* [To do] All of the listing below must be repeated word for word. Pictures are the only thing to omit.

Dataset items
___
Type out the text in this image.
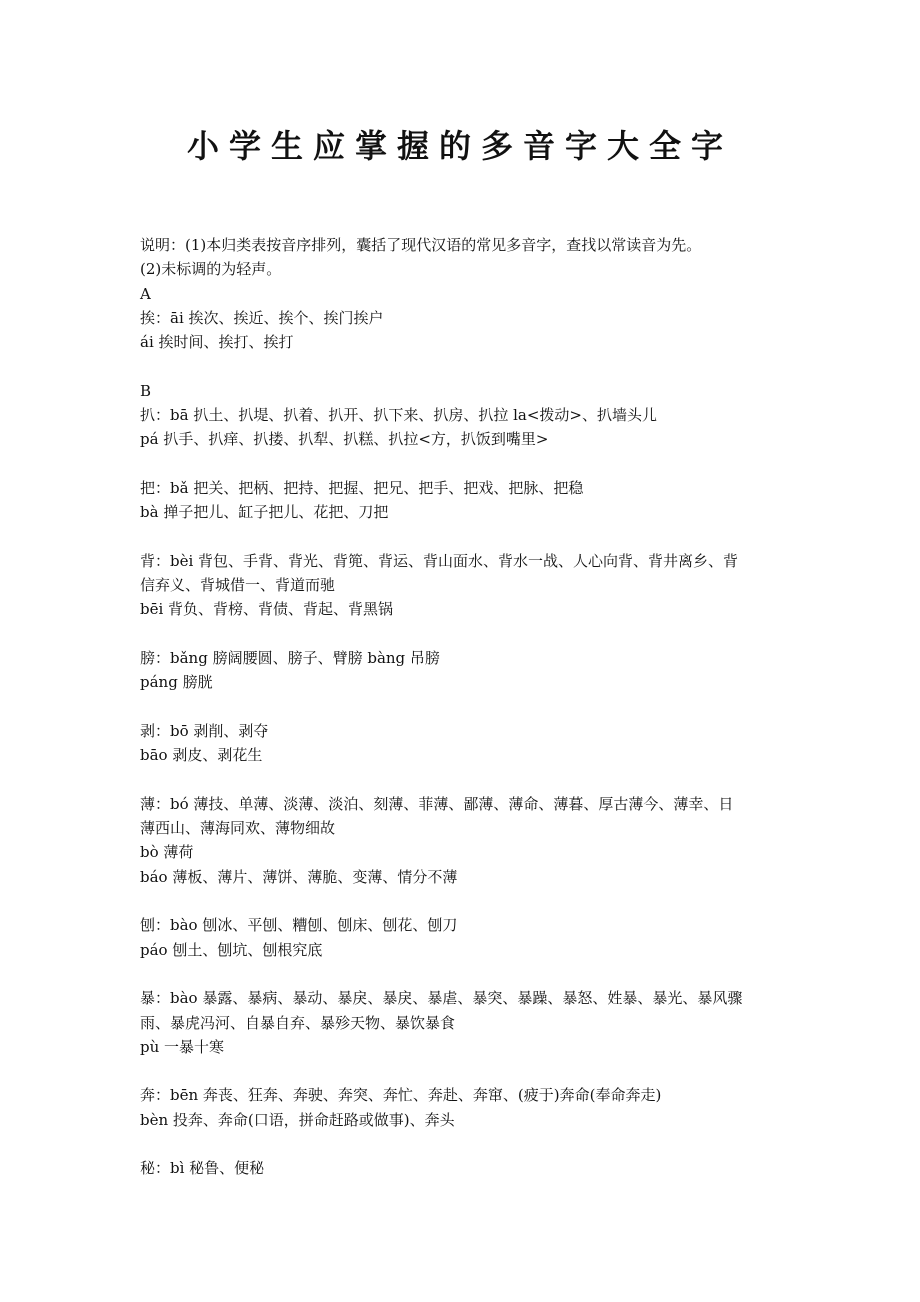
小学生应掌握的多音字大全字
说明：(1)本归类表按音序排列，囊括了现代汉语的常见多音字，查找以常读音为先。
(2)未标调的为轻声。
A
挨：āi 挨次、挨近、挨个、挨门挨户
ái 挨时间、挨打、挨打
B
扒：bā 扒土、扒堤、扒着、扒开、扒下来、扒房、扒拉 la<拨动>、扒墙头儿
pá 扒手、扒痒、扒搂、扒犁、扒糕、扒拉<方，扒饭到嘴里>
把：bǎ 把关、把柄、把持、把握、把兄、把手、把戏、把脉、把稳
bà 掸子把儿、缸子把儿、花把、刀把
背：bèi 背包、手背、背光、背篼、背运、背山面水、背水一战、人心向背、背井离乡、背
信弃义、背城借一、背道而驰
bēi 背负、背榜、背债、背起、背黑锅
膀：bǎng 膀阔腰圆、膀子、臂膀 bàng 吊膀
páng 膀胱
剥：bō 剥削、剥夺
bāo 剥皮、剥花生
薄：bó 薄技、单薄、淡薄、淡泊、刻薄、菲薄、鄙薄、薄命、薄暮、厚古薄今、薄幸、日
薄西山、薄海同欢、薄物细故
bò 薄荷
báo 薄板、薄片、薄饼、薄脆、变薄、情分不薄
刨：bào 刨冰、平刨、糟刨、刨床、刨花、刨刀
páo 刨土、刨坑、刨根究底
暴：bào 暴露、暴病、暴动、暴戾、暴戾、暴虐、暴突、暴躁、暴怒、姓暴、暴光、暴风骤
雨、暴虎冯河、自暴自弃、暴殄天物、暴饮暴食
pù 一暴十寒
奔：bēn 奔丧、狂奔、奔驶、奔突、奔忙、奔赴、奔窜、(疲于)奔命(奉命奔走)
bèn 投奔、奔命(口语，拼命赶路或做事)、奔头
秘：bì 秘鲁、便秘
___
* [Solution to the problem]
Type out the text in this image.
小学生应掌握的多音字大全字
说明：(1)本归类表按音序排列，囊括了现代汉语的常见多音字，查找以常读音为先。
(2)未标调的为轻声。
A
挨：āi 挨次、挨近、挨个、挨门挨户
ái 挨时间、挨打、挨打
B
扒：bā 扒土、扒堤、扒着、扒开、扒下来、扒房、扒拉 la<拨动>、扒墙头儿
pá 扒手、扒痒、扒搂、扒犁、扒糕、扒拉<方，扒饭到嘴里>
把：bǎ 把关、把柄、把持、把握、把兄、把手、把戏、把脉、把稳
bà 掸子把儿、缸子把儿、花把、刀把
背：bèi 背包、手背、背光、背篼、背运、背山面水、背水一战、人心向背、背井离乡、背
信弃义、背城借一、背道而驰
bēi 背负、背榜、背债、背起、背黑锅
膀：bǎng 膀阔腰圆、膀子、臂膀 bàng 吊膀
páng 膀胱
剥：bō 剥削、剥夺
bāo 剥皮、剥花生
薄：bó 薄技、单薄、淡薄、淡泊、刻薄、菲薄、鄙薄、薄命、薄暮、厚古薄今、薄幸、日
薄西山、薄海同欢、薄物细故
bò 薄荷
báo 薄板、薄片、薄饼、薄脆、变薄、情分不薄
刨：bào 刨冰、平刨、糟刨、刨床、刨花、刨刀
páo 刨土、刨坑、刨根究底
暴：bào 暴露、暴病、暴动、暴戾、暴戾、暴虐、暴突、暴躁、暴怒、姓暴、暴光、暴风骤
雨、暴虎冯河、自暴自弃、暴殄天物、暴饮暴食
pù 一暴十寒
奔：bēn 奔丧、狂奔、奔驶、奔突、奔忙、奔赴、奔窜、(疲于)奔命(奉命奔走)
bèn 投奔、奔命(口语，拼命赶路或做事)、奔头
秘：bì 秘鲁、便秘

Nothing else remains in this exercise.